- _Task prompt_
Exclude the pictures and return every line exactly as written.

- _Provided data_
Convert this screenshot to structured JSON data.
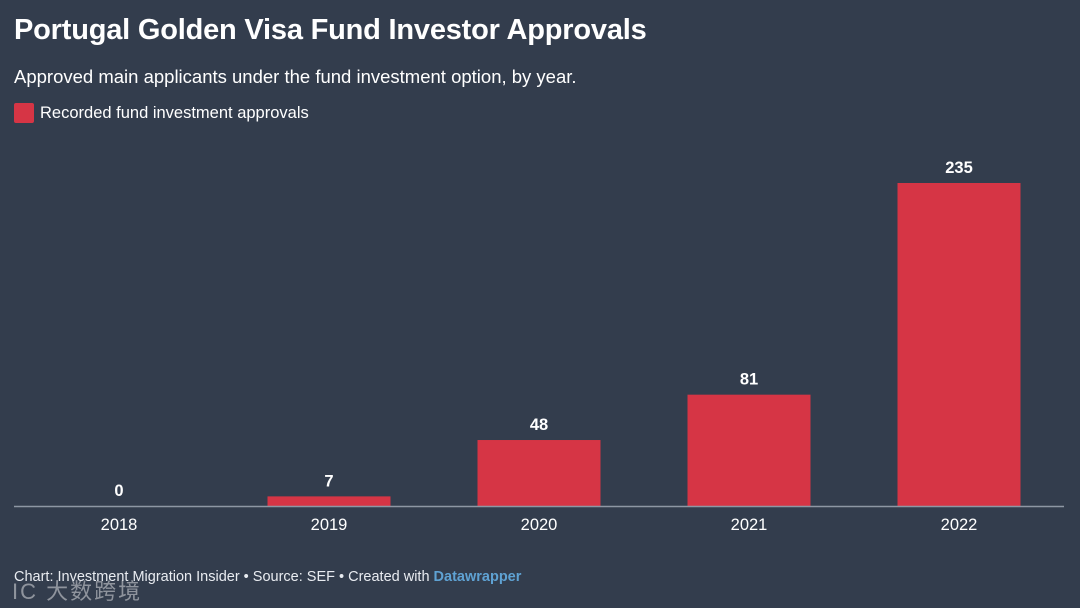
{
  "colors": {
    "background": "#333d4d",
    "bar": "#d63545",
    "axis": "#8e97a4",
    "text": "#ffffff",
    "link": "#5fa2d3"
  },
  "chart_data": {
    "type": "bar",
    "title": "Portugal Golden Visa Fund Investor Approvals",
    "subtitle": "Approved main applicants under the fund investment option, by year.",
    "categories": [
      "2018",
      "2019",
      "2020",
      "2021",
      "2022"
    ],
    "series": [
      {
        "name": "Recorded fund investment approvals",
        "values": [
          0,
          7,
          48,
          81,
          235
        ]
      }
    ],
    "ylim": [
      0,
      235
    ],
    "grid": false,
    "legend_position": "top-left",
    "data_labels": true
  },
  "footer": {
    "text": "Chart: Investment Migration Insider • Source: SEF • Created with ",
    "brand": "Datawrapper"
  },
  "watermark": {
    "text": "IC 大数跨境"
  }
}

- _Task result_
Convert this screenshot to structured JSON data.
{
  "colors": {
    "background": "#333d4d",
    "bar": "#d63545",
    "axis": "#8e97a4",
    "text": "#ffffff",
    "link": "#5fa2d3"
  },
  "chart_data": {
    "type": "bar",
    "title": "Portugal Golden Visa Fund Investor Approvals",
    "subtitle": "Approved main applicants under the fund investment option, by year.",
    "categories": [
      "2018",
      "2019",
      "2020",
      "2021",
      "2022"
    ],
    "series": [
      {
        "name": "Recorded fund investment approvals",
        "values": [
          0,
          7,
          48,
          81,
          235
        ]
      }
    ],
    "ylim": [
      0,
      235
    ],
    "grid": false,
    "legend_position": "top-left",
    "data_labels": true
  },
  "footer": {
    "text": "Chart: Investment Migration Insider • Source: SEF • Created with ",
    "brand": "Datawrapper"
  },
  "watermark": {
    "text": "IC 大数跨境"
  }
}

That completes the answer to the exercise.